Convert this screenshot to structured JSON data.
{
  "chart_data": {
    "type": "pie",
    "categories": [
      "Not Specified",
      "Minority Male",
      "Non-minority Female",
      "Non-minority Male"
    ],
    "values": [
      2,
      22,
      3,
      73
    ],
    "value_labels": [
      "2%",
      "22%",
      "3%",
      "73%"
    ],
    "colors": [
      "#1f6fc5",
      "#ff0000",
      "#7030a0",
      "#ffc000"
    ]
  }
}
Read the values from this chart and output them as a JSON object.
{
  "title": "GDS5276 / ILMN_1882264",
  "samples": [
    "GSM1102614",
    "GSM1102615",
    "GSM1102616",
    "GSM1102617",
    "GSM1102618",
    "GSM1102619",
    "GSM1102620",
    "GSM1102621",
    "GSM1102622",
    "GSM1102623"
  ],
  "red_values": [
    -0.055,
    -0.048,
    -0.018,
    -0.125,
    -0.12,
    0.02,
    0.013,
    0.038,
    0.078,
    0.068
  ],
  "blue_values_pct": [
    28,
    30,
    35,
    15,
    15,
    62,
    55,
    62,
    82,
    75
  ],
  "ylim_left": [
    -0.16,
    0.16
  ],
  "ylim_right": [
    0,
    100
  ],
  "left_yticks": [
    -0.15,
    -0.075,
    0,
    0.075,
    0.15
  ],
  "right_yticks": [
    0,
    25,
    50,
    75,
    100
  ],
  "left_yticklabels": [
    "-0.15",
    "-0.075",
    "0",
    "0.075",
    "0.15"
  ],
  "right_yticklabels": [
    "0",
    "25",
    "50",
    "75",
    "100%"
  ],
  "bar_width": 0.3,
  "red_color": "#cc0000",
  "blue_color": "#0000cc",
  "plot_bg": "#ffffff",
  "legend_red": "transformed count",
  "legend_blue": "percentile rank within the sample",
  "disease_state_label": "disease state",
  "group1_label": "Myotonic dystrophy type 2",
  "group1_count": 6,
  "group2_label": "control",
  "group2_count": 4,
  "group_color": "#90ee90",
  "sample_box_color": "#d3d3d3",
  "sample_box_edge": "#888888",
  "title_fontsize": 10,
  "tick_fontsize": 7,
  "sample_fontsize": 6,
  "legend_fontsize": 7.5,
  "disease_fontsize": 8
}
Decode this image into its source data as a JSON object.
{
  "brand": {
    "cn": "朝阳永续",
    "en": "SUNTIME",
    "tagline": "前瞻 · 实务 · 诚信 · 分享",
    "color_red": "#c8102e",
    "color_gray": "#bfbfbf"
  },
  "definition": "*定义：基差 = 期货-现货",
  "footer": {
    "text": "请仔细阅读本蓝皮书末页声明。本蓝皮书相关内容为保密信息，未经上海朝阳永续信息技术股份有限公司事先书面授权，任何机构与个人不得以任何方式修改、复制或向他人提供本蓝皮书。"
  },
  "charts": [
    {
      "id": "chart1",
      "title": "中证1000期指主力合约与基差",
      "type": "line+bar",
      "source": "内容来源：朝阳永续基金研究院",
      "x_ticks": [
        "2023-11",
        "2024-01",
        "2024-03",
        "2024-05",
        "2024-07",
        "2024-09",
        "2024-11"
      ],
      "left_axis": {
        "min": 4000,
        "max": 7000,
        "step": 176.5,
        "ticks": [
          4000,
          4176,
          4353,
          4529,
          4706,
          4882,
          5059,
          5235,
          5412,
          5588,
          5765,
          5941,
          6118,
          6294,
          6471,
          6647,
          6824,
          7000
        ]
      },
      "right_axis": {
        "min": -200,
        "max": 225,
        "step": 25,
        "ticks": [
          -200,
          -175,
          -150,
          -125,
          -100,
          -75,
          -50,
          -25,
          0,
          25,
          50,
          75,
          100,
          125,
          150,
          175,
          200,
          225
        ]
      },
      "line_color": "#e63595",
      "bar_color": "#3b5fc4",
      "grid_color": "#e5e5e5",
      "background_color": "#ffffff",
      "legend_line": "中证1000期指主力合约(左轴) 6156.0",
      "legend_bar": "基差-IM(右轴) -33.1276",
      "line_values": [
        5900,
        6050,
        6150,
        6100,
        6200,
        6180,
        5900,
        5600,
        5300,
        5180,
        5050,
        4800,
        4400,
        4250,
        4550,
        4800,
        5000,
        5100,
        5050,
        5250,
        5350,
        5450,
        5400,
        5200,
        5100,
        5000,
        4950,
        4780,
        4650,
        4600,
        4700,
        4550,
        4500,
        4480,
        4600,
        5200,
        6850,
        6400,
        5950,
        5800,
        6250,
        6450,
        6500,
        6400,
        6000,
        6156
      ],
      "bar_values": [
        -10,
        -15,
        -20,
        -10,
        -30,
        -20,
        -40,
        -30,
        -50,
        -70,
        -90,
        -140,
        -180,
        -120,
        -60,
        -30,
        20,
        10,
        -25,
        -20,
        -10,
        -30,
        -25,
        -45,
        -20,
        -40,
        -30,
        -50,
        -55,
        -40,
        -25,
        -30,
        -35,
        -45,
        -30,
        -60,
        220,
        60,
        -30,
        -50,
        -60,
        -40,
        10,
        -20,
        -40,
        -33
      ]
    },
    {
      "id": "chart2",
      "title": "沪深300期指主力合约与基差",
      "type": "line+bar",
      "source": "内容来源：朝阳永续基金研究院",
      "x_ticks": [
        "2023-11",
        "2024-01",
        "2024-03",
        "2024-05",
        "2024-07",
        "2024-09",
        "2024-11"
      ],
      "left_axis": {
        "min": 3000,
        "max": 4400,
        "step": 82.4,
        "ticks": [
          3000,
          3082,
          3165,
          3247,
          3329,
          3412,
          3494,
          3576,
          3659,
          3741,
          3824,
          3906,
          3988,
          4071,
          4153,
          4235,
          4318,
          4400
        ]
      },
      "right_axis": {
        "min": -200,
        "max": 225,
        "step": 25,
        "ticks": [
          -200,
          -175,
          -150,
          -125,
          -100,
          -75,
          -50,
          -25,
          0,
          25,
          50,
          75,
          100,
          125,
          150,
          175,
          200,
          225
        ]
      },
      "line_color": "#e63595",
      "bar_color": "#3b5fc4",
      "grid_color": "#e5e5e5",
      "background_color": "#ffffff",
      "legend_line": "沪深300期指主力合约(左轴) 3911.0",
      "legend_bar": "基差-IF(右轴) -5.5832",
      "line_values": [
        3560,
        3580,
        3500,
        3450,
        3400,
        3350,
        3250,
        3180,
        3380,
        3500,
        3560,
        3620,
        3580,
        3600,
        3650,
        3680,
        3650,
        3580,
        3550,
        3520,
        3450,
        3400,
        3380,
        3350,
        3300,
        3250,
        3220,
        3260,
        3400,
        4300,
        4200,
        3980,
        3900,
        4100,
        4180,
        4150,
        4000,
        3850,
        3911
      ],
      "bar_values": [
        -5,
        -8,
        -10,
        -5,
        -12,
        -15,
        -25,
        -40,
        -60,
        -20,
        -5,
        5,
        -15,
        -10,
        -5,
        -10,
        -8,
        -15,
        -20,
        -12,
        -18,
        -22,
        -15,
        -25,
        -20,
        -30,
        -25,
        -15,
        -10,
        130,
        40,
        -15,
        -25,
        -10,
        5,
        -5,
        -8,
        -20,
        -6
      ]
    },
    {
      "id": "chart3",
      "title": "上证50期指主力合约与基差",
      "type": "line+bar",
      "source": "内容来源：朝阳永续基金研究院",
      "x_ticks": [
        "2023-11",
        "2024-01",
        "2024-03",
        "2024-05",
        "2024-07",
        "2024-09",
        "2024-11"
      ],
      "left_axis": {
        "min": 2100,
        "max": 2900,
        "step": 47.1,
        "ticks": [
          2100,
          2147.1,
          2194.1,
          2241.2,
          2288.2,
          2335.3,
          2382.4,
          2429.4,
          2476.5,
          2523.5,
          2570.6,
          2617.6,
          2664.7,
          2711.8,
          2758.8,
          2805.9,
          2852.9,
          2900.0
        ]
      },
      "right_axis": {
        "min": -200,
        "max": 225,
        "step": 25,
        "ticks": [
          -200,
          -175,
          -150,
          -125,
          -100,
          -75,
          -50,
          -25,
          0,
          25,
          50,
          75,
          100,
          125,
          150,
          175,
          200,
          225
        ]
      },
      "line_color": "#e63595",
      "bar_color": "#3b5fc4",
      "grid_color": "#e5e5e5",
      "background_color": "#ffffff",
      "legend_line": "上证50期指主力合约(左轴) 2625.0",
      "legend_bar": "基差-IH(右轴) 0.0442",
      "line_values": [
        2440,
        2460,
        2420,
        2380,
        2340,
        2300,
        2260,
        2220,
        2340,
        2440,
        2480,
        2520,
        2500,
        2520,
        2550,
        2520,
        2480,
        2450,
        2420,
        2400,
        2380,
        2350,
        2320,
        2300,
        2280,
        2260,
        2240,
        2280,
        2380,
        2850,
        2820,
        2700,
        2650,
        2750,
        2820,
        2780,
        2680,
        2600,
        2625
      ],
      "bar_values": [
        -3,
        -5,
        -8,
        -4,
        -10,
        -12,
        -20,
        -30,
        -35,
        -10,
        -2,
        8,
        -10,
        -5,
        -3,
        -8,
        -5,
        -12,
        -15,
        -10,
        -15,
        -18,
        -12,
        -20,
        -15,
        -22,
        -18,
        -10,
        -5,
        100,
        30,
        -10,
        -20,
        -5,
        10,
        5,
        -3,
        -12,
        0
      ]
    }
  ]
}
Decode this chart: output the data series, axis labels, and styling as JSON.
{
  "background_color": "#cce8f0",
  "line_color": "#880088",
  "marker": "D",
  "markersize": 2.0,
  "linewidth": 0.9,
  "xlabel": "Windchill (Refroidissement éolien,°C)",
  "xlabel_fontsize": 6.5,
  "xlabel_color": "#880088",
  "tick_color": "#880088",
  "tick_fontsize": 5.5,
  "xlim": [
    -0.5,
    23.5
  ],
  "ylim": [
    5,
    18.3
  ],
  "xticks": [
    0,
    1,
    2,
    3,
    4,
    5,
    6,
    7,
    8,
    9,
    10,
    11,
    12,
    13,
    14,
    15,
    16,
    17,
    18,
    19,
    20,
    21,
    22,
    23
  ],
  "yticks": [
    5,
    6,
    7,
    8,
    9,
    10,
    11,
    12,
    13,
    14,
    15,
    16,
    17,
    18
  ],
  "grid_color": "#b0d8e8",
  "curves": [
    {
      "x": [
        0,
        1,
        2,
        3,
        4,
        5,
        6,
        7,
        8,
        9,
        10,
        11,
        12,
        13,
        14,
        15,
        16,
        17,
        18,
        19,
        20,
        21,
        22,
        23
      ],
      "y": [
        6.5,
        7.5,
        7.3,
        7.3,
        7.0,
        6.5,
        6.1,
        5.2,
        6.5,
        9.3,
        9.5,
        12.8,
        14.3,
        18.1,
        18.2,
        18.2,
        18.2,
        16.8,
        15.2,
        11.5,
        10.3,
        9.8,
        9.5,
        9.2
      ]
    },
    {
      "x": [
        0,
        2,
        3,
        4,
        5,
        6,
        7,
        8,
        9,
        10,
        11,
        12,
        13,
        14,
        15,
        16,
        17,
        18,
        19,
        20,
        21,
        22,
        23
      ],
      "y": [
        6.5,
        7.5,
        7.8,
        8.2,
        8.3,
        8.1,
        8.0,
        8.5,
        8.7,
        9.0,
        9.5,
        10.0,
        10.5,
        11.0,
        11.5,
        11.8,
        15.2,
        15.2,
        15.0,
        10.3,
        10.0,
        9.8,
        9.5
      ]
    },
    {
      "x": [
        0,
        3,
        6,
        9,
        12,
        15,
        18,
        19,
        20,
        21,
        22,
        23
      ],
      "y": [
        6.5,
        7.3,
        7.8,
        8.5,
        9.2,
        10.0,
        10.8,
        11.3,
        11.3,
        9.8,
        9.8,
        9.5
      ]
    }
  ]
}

EXERCISE PROMPT |
Look through the material above. Copy each line where the word "this" appears.

WRITTEN RESPONSE |
Convert this screenshot to structured JSON data.
Read the values from this chart and output them as a JSON object.
Decode this image into its source data as a JSON object.
Decode this chart: output the data series, axis labels, and styling as JSON.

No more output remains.